Extracted records
* * *

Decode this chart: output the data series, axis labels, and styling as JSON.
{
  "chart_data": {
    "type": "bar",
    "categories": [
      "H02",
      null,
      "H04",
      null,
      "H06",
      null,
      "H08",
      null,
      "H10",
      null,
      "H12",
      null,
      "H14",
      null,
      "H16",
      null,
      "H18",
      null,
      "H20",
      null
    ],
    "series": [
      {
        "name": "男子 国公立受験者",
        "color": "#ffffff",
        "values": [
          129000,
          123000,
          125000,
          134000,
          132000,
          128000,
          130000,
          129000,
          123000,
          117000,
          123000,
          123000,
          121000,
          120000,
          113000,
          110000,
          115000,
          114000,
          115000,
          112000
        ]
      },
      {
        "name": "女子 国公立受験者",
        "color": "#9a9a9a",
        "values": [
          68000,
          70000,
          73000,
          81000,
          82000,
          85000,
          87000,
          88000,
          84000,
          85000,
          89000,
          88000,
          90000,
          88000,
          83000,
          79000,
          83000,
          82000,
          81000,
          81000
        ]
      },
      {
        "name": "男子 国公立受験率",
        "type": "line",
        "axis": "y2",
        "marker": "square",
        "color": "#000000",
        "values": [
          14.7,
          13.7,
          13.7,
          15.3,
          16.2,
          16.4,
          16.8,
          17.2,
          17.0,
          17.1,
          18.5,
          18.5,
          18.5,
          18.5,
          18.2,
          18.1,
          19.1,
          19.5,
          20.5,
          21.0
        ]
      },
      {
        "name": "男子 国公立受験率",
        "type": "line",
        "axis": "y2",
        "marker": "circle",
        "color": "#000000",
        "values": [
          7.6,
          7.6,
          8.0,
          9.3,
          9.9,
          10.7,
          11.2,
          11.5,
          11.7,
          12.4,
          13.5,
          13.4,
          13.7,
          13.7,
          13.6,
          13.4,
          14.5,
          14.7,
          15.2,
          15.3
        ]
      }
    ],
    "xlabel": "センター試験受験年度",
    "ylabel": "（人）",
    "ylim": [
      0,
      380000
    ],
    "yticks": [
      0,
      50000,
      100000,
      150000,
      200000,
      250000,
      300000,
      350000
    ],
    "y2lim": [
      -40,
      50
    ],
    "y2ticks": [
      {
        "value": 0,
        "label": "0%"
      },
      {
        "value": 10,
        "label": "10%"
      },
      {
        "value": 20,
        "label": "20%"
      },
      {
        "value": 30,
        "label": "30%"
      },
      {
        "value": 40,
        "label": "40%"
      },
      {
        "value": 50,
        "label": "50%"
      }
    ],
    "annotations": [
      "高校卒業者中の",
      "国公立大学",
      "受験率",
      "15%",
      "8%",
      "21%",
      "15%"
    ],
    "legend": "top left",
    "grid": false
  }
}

* * *

YOUR GOAL: Extract all lines of the records above that include "series".

THE RESPONSE:
Decode this chart: output the data series, axis labels, and styling as JSON.
    "series": [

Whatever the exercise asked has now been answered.